## Exercise objective:
Tell how many lines in these records contain the string "Variables", with only the number as the reply.

## Record list:
#####

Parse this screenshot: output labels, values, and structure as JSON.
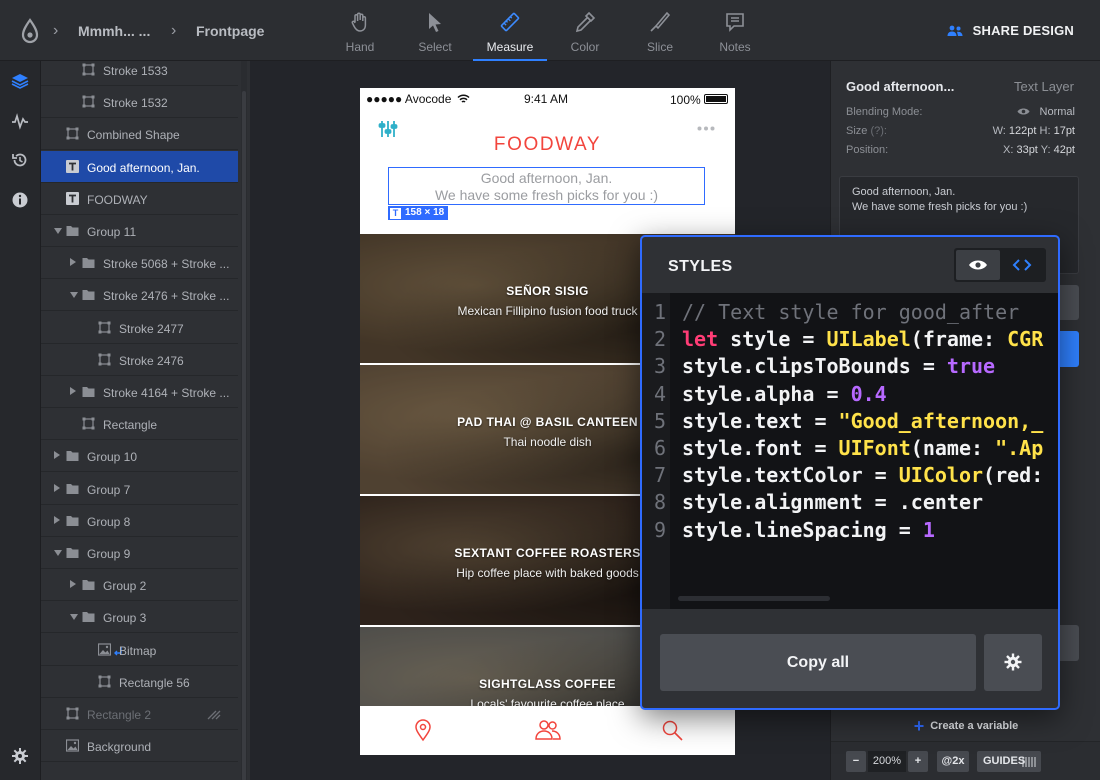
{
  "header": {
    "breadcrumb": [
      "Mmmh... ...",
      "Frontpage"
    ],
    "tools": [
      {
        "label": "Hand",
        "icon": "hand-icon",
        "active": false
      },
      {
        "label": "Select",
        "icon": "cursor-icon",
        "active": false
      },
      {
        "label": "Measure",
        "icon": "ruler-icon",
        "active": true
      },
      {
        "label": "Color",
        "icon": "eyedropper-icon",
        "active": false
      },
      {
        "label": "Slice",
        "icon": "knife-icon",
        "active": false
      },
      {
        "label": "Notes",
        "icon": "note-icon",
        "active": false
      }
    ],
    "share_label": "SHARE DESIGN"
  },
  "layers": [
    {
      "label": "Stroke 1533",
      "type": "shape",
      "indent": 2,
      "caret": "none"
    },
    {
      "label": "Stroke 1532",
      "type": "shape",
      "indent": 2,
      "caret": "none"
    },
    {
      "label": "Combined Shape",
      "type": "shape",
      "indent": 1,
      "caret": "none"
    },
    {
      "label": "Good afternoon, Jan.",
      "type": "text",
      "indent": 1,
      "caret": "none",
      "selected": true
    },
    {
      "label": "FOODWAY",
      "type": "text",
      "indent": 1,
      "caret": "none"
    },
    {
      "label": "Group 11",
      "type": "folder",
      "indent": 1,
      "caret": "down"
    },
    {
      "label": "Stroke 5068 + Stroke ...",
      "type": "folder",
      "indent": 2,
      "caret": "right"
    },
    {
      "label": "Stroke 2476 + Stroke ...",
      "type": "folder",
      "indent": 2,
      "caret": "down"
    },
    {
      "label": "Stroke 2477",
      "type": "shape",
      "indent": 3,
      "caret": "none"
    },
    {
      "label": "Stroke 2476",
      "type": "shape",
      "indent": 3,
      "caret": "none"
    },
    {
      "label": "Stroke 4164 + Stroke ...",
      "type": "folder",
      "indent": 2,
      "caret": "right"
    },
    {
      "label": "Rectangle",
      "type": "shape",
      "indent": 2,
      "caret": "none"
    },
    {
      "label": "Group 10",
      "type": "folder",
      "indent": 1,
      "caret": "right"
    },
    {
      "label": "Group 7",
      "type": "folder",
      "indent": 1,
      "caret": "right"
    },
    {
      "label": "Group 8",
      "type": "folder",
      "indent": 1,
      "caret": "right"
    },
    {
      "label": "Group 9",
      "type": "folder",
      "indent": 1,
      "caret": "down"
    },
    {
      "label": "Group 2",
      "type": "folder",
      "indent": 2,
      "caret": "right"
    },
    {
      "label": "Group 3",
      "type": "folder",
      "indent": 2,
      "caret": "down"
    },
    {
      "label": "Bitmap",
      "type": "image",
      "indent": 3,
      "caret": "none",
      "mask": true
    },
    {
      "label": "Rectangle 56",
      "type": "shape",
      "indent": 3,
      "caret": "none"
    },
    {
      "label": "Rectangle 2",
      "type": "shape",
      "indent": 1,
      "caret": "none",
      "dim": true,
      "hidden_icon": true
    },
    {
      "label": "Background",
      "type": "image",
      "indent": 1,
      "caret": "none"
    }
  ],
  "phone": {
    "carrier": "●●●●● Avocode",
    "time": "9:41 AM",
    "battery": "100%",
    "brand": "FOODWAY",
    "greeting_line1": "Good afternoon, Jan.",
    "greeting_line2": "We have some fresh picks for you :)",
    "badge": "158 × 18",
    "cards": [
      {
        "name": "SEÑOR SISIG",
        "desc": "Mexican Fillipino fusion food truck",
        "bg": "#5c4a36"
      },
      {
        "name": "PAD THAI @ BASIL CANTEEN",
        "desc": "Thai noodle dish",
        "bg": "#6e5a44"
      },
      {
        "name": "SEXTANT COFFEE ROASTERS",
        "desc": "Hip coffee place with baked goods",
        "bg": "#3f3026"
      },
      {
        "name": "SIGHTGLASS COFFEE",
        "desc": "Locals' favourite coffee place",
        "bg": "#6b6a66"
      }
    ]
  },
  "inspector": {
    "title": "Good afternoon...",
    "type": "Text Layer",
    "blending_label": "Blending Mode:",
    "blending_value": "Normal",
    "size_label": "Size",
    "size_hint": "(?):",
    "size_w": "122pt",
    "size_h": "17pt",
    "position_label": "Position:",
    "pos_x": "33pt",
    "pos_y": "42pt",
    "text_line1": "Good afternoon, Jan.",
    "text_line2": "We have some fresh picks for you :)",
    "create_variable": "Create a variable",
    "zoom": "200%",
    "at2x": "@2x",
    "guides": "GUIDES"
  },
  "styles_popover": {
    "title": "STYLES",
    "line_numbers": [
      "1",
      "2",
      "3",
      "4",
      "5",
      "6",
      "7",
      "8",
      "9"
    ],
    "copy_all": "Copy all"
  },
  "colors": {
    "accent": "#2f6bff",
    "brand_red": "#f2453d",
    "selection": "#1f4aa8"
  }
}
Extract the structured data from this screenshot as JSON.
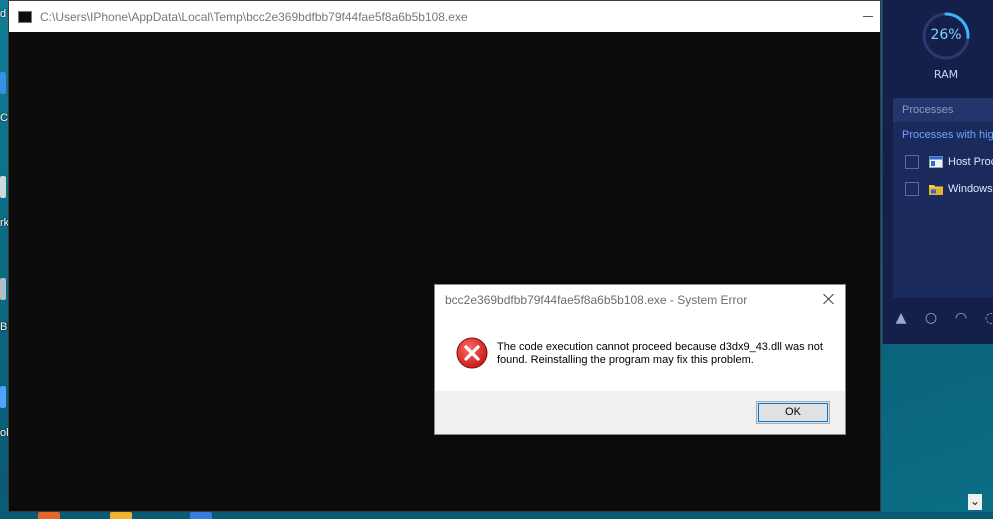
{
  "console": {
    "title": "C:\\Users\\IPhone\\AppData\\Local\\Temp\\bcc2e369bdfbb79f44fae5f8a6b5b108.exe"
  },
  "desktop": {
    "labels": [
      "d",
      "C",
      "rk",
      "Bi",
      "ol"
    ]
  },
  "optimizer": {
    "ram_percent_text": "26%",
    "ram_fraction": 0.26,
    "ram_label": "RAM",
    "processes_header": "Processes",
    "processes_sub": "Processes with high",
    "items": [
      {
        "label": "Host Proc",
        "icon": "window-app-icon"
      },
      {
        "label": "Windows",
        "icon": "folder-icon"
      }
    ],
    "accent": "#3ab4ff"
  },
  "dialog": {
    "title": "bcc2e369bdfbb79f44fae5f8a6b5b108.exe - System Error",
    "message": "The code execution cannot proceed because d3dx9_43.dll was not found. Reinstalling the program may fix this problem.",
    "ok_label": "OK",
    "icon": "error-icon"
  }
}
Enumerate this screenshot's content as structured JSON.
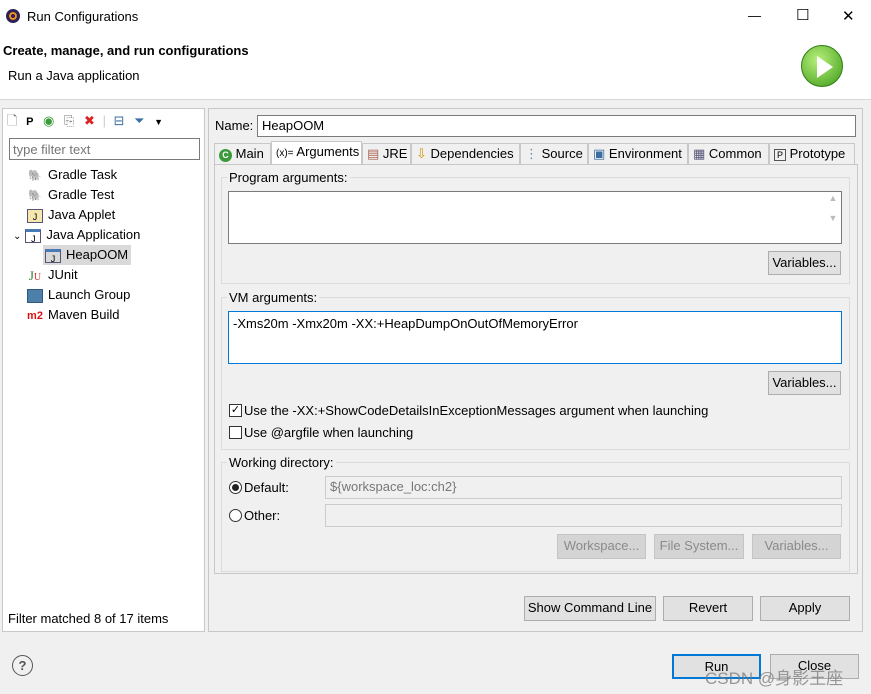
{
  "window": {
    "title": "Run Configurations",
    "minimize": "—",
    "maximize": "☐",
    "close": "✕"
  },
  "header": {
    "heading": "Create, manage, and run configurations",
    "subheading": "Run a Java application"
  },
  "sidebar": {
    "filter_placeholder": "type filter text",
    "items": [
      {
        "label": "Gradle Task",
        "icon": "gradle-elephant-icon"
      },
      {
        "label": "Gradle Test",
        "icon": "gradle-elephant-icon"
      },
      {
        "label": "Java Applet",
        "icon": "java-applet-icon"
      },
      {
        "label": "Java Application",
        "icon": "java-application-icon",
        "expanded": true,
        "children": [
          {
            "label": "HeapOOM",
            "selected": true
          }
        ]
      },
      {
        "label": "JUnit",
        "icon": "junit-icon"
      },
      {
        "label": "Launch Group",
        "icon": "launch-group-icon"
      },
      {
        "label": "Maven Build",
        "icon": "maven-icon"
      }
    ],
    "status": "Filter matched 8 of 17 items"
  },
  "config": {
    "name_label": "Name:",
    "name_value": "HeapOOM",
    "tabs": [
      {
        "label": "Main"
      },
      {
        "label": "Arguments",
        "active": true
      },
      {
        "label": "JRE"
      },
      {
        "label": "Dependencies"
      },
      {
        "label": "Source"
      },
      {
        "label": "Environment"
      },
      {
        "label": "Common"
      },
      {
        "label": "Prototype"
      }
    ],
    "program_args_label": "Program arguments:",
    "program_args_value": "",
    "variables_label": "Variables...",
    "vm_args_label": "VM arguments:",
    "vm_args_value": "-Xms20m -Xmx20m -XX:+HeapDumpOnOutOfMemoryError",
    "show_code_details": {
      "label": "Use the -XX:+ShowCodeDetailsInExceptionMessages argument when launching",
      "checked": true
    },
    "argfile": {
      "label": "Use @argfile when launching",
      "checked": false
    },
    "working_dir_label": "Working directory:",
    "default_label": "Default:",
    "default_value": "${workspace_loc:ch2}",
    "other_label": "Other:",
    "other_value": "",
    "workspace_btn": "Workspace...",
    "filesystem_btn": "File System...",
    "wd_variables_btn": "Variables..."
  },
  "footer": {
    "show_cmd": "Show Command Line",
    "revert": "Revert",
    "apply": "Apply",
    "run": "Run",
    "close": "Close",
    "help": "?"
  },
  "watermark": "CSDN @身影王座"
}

#####

## Final result:
2